Extracted records:
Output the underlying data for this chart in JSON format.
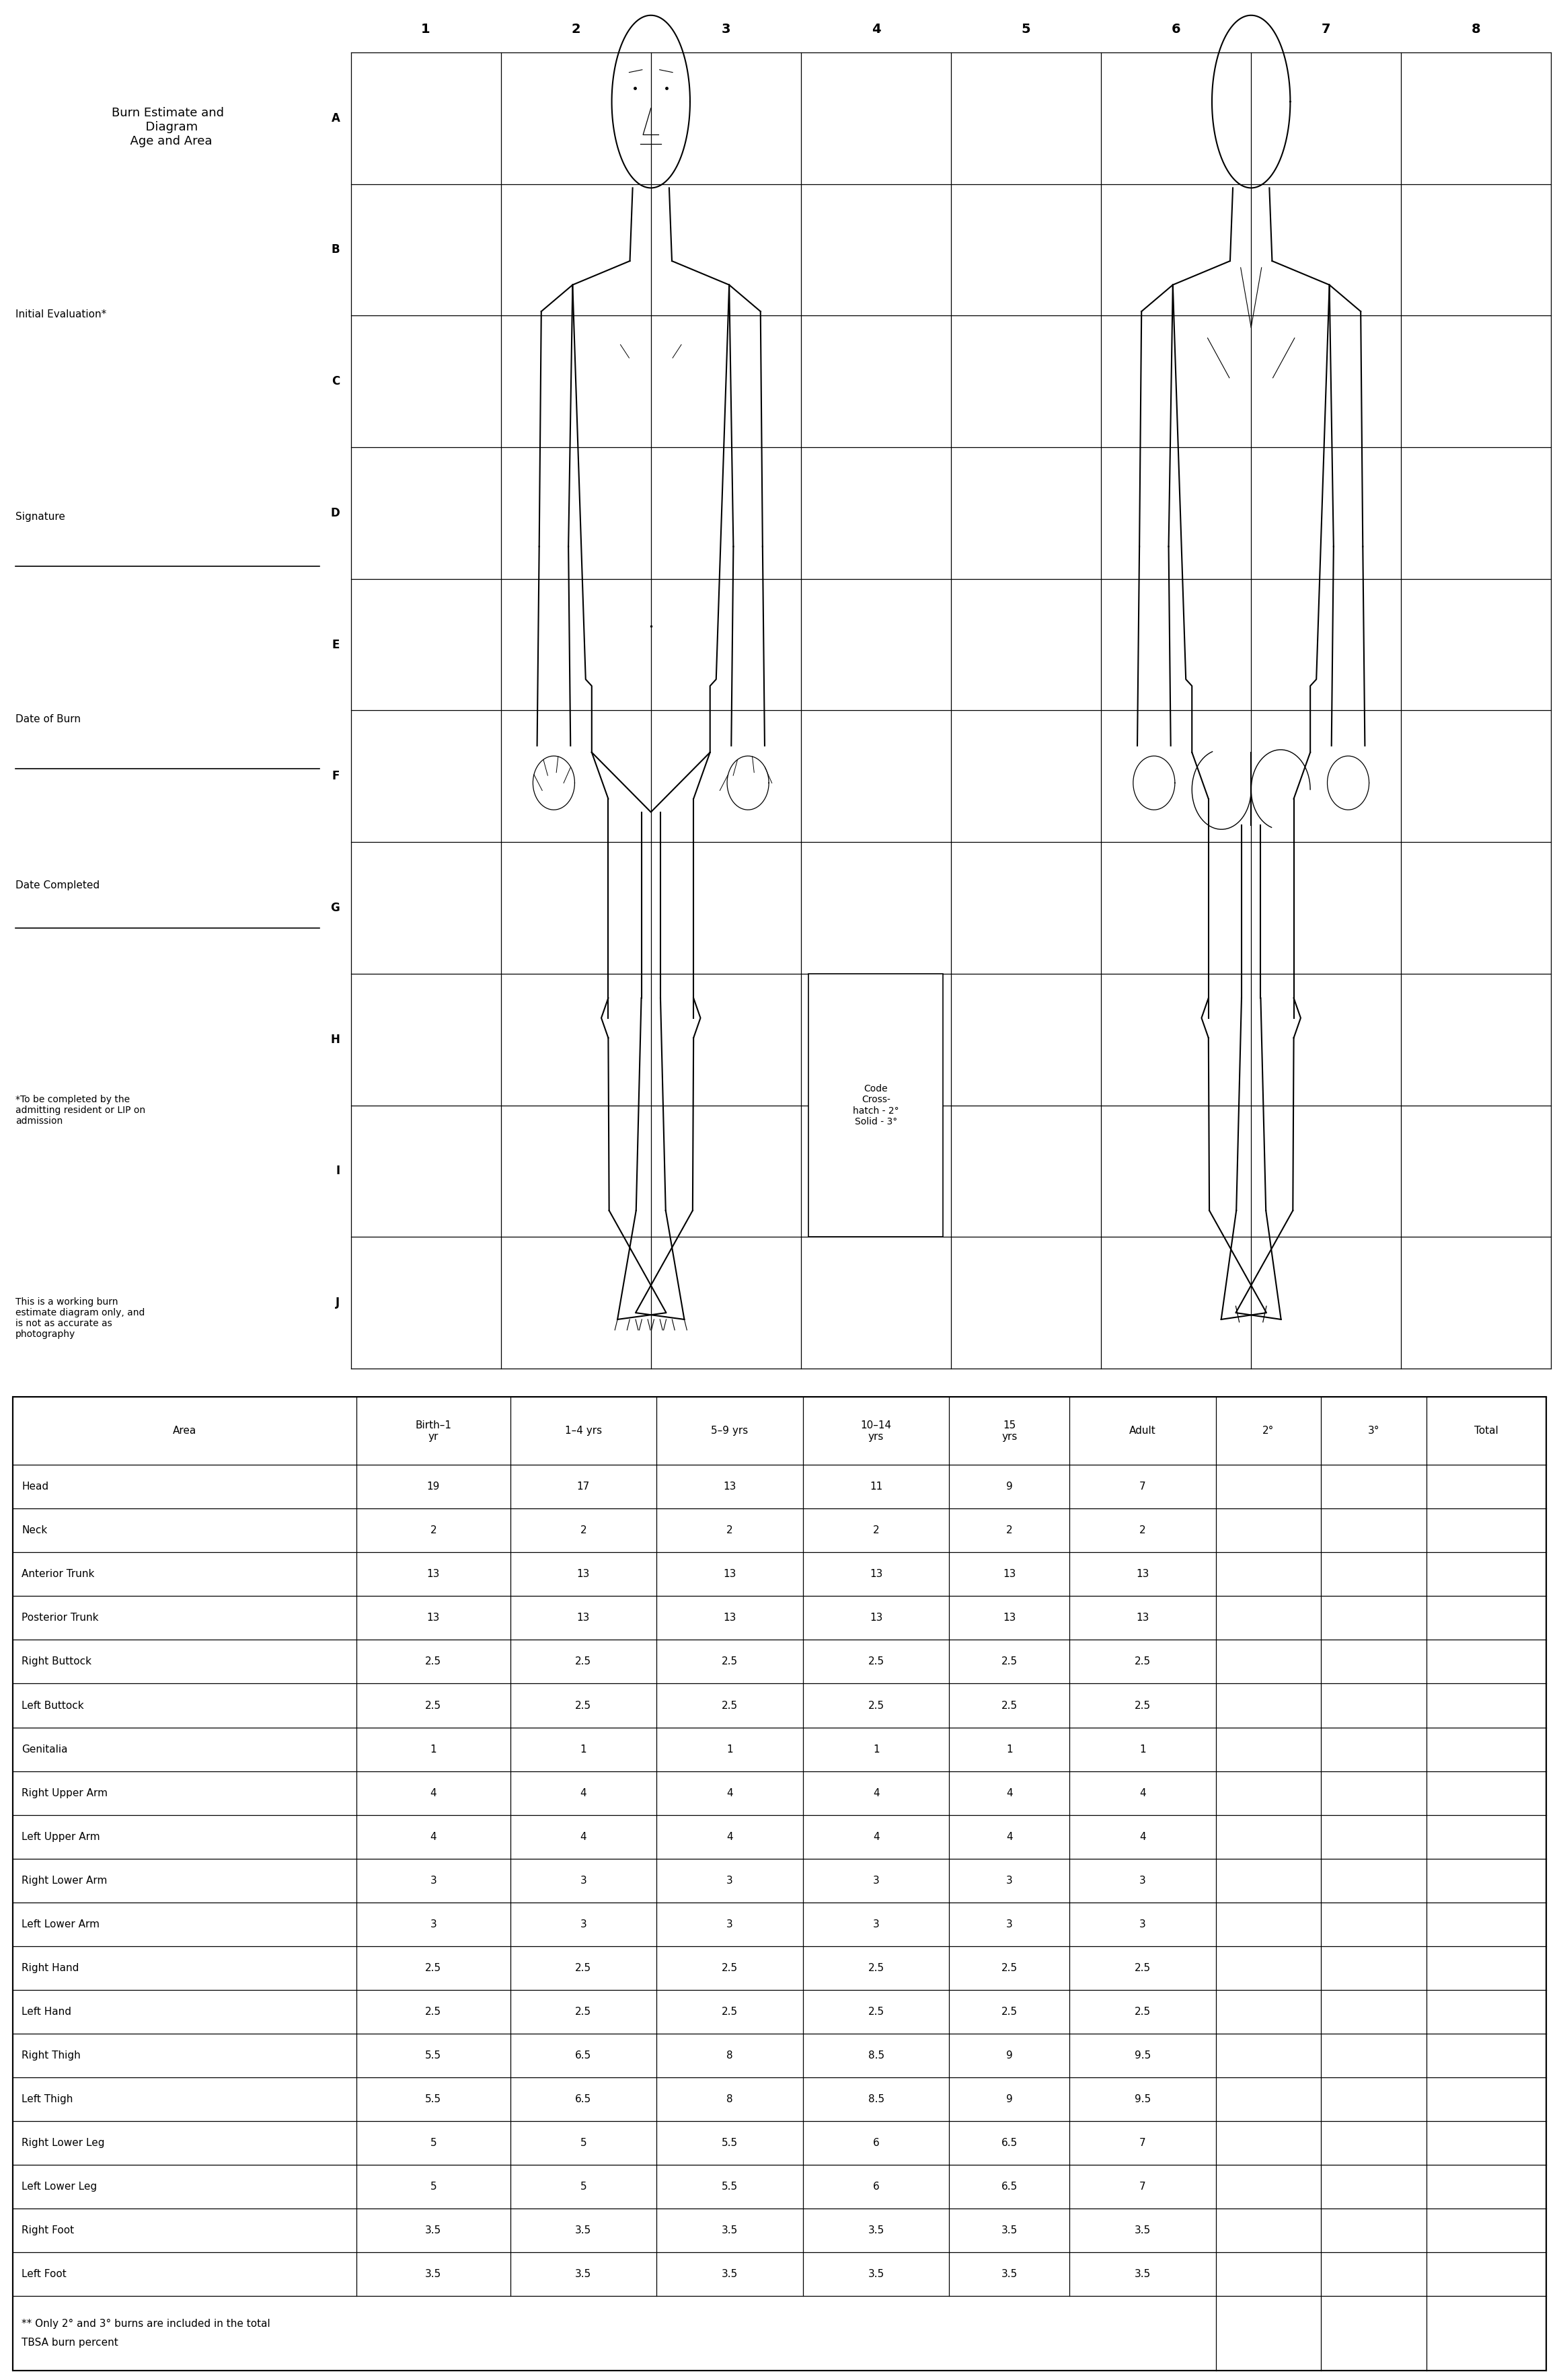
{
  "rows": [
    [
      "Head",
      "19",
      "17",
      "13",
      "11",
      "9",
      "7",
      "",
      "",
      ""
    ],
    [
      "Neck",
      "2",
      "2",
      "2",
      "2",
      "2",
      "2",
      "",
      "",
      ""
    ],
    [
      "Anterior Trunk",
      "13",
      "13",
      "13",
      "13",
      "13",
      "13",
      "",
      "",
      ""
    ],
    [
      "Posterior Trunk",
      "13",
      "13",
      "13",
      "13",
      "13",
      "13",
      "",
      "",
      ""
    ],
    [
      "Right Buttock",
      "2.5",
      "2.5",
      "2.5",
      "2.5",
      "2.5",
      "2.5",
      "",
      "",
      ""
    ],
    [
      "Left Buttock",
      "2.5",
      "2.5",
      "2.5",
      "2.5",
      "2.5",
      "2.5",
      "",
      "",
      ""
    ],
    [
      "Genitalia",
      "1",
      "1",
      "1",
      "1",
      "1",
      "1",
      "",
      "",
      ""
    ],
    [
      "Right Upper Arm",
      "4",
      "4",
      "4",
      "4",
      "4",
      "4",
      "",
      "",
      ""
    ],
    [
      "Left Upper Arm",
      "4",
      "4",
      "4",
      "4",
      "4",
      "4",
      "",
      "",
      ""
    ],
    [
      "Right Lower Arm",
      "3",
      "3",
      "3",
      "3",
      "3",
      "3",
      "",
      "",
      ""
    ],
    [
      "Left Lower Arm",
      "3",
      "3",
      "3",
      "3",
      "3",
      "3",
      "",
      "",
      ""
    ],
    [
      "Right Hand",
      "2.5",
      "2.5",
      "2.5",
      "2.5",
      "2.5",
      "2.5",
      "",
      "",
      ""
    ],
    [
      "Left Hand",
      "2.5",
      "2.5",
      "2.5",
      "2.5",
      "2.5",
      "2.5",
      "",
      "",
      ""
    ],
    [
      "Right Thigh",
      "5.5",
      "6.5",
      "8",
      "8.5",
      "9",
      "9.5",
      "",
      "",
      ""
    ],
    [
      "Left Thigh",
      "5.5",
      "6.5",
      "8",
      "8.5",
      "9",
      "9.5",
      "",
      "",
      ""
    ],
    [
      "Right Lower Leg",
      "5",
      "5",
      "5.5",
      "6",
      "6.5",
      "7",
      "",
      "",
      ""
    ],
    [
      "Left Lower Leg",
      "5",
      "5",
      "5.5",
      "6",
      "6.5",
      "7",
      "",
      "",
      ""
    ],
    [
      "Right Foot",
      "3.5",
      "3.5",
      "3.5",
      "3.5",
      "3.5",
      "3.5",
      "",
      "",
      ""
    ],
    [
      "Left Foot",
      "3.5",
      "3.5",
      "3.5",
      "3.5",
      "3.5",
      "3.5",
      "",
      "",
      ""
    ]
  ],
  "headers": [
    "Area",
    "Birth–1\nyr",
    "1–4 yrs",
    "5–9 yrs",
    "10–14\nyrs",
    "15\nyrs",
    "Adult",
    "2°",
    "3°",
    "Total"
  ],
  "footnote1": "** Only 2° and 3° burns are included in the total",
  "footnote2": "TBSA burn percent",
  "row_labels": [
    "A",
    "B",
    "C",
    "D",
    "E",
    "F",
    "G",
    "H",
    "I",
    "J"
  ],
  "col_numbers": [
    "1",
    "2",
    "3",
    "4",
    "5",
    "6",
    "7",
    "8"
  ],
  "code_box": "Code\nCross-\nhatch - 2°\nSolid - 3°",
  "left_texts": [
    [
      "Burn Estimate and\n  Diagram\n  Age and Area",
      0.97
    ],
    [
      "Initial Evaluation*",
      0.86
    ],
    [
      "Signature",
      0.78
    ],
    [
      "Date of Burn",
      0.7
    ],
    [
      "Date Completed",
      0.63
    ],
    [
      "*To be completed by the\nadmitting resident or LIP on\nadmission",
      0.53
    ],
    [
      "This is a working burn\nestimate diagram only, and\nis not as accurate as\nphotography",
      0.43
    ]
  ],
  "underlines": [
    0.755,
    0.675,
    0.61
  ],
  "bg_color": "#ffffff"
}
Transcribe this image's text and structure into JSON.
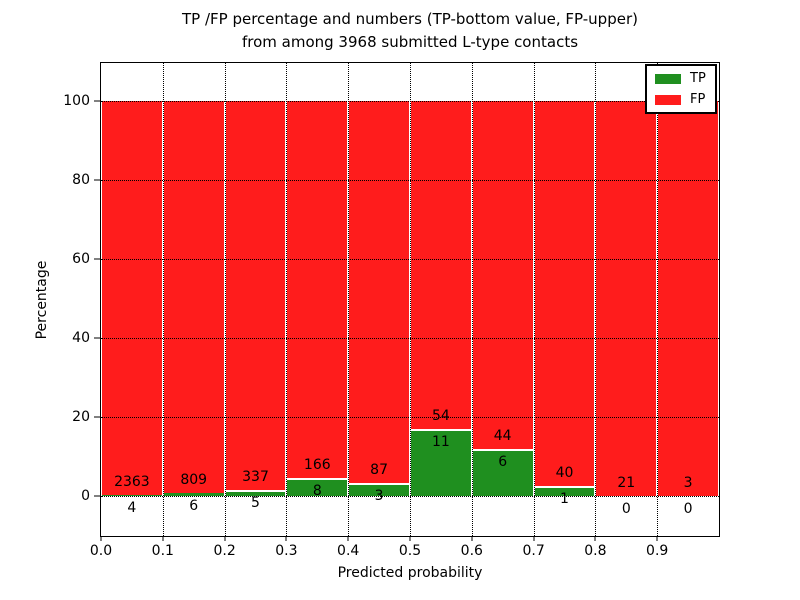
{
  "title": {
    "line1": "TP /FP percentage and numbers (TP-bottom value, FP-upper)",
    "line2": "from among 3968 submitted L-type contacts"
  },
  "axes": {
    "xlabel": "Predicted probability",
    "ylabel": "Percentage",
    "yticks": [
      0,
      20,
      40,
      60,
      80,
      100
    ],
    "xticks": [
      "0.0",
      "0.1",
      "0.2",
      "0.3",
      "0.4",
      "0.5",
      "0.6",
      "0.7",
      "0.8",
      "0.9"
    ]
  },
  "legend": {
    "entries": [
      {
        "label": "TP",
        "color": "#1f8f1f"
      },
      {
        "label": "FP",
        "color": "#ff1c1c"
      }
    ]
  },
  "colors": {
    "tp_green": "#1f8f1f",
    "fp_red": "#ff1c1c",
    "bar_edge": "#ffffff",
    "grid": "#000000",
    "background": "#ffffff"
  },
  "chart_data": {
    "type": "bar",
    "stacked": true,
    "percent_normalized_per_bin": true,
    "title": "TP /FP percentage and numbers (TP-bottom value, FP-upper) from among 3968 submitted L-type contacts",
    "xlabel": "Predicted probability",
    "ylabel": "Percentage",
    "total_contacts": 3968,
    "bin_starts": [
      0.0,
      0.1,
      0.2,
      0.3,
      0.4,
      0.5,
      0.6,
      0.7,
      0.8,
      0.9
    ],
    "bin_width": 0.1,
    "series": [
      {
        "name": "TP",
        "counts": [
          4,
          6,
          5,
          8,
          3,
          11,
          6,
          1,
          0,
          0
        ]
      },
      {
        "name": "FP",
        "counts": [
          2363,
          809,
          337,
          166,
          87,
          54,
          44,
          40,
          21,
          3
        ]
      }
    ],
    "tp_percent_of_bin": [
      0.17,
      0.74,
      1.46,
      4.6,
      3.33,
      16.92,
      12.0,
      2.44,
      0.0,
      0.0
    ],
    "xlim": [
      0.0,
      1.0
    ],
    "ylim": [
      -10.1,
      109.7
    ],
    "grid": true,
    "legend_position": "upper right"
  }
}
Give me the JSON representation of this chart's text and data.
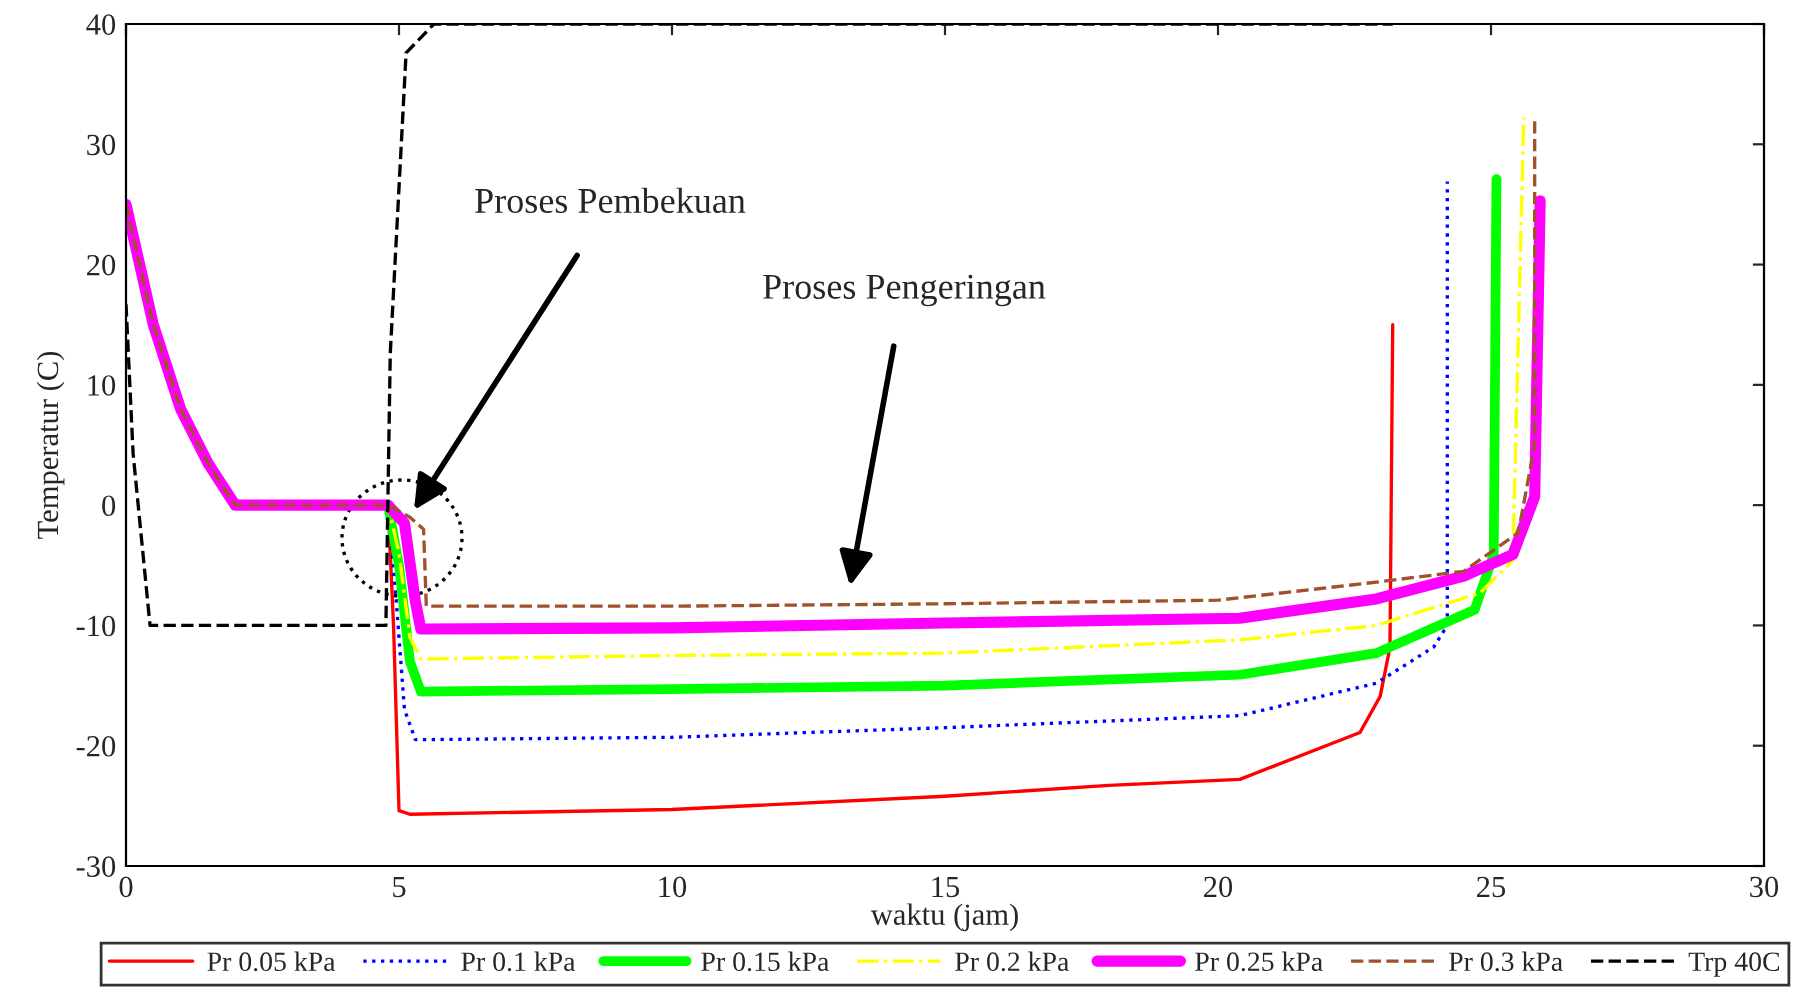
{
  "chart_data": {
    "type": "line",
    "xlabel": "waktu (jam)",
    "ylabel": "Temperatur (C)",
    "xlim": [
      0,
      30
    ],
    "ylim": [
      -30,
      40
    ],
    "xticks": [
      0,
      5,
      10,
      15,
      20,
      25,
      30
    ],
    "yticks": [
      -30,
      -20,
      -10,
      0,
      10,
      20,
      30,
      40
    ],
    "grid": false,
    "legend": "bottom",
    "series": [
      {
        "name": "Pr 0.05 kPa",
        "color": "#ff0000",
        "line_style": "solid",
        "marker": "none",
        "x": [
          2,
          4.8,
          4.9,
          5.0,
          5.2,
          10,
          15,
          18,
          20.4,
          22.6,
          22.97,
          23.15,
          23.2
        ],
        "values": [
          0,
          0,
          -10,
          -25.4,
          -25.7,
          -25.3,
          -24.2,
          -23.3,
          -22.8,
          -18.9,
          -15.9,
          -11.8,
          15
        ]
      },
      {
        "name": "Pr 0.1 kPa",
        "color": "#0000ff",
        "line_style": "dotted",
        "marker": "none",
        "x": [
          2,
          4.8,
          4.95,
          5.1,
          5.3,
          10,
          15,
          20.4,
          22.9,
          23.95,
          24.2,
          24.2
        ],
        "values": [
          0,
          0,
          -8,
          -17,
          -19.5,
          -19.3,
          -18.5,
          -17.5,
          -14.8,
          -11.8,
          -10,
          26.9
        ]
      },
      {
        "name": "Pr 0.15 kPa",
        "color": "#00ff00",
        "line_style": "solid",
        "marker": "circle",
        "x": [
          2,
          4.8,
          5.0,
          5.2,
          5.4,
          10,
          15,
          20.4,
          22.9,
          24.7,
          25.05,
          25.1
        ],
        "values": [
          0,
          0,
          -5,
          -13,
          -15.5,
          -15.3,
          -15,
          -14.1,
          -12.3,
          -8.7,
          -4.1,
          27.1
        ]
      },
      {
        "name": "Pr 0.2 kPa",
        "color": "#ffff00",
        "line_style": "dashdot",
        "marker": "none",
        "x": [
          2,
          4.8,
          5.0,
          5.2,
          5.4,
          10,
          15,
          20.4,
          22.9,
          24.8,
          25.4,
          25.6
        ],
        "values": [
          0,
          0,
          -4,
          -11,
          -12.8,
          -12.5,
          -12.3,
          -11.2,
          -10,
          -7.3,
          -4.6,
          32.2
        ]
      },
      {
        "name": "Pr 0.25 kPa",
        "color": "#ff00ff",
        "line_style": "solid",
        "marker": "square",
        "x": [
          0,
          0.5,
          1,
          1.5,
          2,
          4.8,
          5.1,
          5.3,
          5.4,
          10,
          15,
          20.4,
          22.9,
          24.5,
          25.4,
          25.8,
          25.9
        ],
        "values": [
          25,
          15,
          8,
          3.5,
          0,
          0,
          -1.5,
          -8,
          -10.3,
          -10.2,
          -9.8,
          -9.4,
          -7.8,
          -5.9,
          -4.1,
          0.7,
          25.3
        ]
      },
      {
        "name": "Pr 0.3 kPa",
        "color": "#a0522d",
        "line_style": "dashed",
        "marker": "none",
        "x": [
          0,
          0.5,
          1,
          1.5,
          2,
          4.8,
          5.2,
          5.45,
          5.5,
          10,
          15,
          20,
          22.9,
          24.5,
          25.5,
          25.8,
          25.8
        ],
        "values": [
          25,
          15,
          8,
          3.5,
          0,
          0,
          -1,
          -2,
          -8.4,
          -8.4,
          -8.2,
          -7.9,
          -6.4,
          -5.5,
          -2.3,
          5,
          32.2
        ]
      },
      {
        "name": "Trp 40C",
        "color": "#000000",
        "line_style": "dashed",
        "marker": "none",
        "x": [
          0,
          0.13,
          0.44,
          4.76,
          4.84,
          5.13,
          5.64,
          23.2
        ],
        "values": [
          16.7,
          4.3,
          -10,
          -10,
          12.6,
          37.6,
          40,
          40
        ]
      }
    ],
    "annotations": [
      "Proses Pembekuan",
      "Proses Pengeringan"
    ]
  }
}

Exercise objective: Where a line of the data holds "name", show that line.

Exercise response:
        "name": "TP",
        "name": "FP",
        "name": "Pr 0.05 kPa",
        "name": "Pr 0.1 kPa",
        "name": "Pr 0.15 kPa",
        "name": "Pr 0.2 kPa",
        "name": "Pr 0.25 kPa",
        "name": "Pr 0.3 kPa",
        "name": "Trp 40C",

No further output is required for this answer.